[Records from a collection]

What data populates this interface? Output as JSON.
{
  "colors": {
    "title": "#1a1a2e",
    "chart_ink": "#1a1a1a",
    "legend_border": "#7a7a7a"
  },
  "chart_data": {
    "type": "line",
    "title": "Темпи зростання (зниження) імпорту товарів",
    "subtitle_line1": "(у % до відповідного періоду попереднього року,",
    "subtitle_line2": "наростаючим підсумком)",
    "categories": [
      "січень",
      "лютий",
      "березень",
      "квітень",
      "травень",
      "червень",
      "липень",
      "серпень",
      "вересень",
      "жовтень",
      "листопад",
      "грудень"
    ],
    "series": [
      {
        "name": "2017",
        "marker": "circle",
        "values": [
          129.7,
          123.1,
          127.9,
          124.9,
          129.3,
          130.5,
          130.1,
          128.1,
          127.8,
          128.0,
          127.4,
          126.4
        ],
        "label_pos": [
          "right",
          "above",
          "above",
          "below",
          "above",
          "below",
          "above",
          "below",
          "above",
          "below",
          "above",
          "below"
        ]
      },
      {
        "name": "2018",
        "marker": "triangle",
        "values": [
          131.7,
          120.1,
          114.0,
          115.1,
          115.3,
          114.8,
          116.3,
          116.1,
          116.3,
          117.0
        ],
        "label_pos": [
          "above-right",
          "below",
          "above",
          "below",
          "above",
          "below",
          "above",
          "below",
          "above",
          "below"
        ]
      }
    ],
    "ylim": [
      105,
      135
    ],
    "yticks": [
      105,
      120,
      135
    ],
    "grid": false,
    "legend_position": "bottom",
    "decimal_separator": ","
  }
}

(Task instructions): Write an exact transcription of every entry above.

(Task result):
What data populates this interface? Output as JSON.
{
  "colors": {
    "title": "#1a1a2e",
    "chart_ink": "#1a1a1a",
    "legend_border": "#7a7a7a"
  },
  "chart_data": {
    "type": "line",
    "title": "Темпи зростання (зниження) імпорту товарів",
    "subtitle_line1": "(у % до відповідного періоду попереднього року,",
    "subtitle_line2": "наростаючим підсумком)",
    "categories": [
      "січень",
      "лютий",
      "березень",
      "квітень",
      "травень",
      "червень",
      "липень",
      "серпень",
      "вересень",
      "жовтень",
      "листопад",
      "грудень"
    ],
    "series": [
      {
        "name": "2017",
        "marker": "circle",
        "values": [
          129.7,
          123.1,
          127.9,
          124.9,
          129.3,
          130.5,
          130.1,
          128.1,
          127.8,
          128.0,
          127.4,
          126.4
        ],
        "label_pos": [
          "right",
          "above",
          "above",
          "below",
          "above",
          "below",
          "above",
          "below",
          "above",
          "below",
          "above",
          "below"
        ]
      },
      {
        "name": "2018",
        "marker": "triangle",
        "values": [
          131.7,
          120.1,
          114.0,
          115.1,
          115.3,
          114.8,
          116.3,
          116.1,
          116.3,
          117.0
        ],
        "label_pos": [
          "above-right",
          "below",
          "above",
          "below",
          "above",
          "below",
          "above",
          "below",
          "above",
          "below"
        ]
      }
    ],
    "ylim": [
      105,
      135
    ],
    "yticks": [
      105,
      120,
      135
    ],
    "grid": false,
    "legend_position": "bottom",
    "decimal_separator": ","
  }
}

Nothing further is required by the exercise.